begin Material supplied

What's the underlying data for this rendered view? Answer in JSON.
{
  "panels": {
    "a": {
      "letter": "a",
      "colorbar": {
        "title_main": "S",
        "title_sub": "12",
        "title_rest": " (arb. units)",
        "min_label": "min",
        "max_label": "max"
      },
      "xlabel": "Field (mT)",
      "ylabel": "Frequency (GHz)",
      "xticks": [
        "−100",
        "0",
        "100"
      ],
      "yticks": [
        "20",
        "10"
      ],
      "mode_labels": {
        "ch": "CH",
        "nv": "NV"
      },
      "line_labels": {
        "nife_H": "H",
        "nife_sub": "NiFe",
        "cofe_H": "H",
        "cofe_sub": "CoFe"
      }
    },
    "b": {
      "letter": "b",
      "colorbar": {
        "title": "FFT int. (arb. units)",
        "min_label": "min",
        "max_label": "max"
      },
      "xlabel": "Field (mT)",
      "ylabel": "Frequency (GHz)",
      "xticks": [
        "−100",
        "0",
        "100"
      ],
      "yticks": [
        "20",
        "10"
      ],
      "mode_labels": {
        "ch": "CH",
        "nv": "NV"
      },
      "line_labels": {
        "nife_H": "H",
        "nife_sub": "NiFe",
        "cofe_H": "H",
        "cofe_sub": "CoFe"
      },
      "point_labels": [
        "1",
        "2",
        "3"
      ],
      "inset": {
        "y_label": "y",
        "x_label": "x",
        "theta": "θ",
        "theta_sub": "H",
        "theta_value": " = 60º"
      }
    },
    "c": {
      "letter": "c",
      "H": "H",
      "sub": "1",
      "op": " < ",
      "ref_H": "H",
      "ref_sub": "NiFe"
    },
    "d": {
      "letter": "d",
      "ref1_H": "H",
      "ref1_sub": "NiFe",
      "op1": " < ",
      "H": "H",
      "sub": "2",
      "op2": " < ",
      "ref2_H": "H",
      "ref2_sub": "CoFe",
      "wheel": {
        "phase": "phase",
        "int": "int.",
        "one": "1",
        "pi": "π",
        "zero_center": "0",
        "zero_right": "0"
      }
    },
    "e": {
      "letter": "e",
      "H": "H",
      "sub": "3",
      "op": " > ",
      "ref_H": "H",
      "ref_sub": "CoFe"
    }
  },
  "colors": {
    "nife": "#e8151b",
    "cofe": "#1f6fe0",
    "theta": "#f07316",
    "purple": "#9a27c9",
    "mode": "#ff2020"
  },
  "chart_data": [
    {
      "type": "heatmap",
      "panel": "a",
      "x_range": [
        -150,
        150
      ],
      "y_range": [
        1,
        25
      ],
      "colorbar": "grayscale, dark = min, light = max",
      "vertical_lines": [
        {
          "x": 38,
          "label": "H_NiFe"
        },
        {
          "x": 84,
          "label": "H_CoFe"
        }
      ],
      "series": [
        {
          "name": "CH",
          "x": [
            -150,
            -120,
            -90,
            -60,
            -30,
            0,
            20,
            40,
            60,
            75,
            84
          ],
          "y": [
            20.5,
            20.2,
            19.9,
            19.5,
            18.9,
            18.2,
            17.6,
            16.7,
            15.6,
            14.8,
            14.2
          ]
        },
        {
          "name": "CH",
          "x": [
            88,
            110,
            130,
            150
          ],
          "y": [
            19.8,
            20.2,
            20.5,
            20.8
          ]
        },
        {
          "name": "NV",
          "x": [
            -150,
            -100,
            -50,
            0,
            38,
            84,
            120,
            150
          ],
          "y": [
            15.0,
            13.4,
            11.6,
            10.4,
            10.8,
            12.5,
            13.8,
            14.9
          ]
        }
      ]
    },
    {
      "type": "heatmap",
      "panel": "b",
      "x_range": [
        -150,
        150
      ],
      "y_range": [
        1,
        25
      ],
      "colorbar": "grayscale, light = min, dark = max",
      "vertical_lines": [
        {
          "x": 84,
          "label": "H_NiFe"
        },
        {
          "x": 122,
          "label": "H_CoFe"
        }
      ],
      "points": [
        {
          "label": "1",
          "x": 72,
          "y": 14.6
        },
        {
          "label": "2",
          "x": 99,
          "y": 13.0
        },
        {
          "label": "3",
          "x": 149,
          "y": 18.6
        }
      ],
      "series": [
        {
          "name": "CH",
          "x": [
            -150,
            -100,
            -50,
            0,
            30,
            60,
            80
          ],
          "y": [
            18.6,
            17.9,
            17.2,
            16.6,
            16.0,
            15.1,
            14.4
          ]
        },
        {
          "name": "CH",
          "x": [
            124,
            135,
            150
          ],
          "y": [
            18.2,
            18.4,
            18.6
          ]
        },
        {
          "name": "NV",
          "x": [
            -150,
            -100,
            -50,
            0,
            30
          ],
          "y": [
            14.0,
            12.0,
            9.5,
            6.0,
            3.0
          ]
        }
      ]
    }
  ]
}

end Material supplied

Written task: Pick out the lines that contain "dark" and copy them.

Result of this exercise:
      "colorbar": "grayscale, dark = min, light = max",
      "colorbar": "grayscale, light = min, dark = max",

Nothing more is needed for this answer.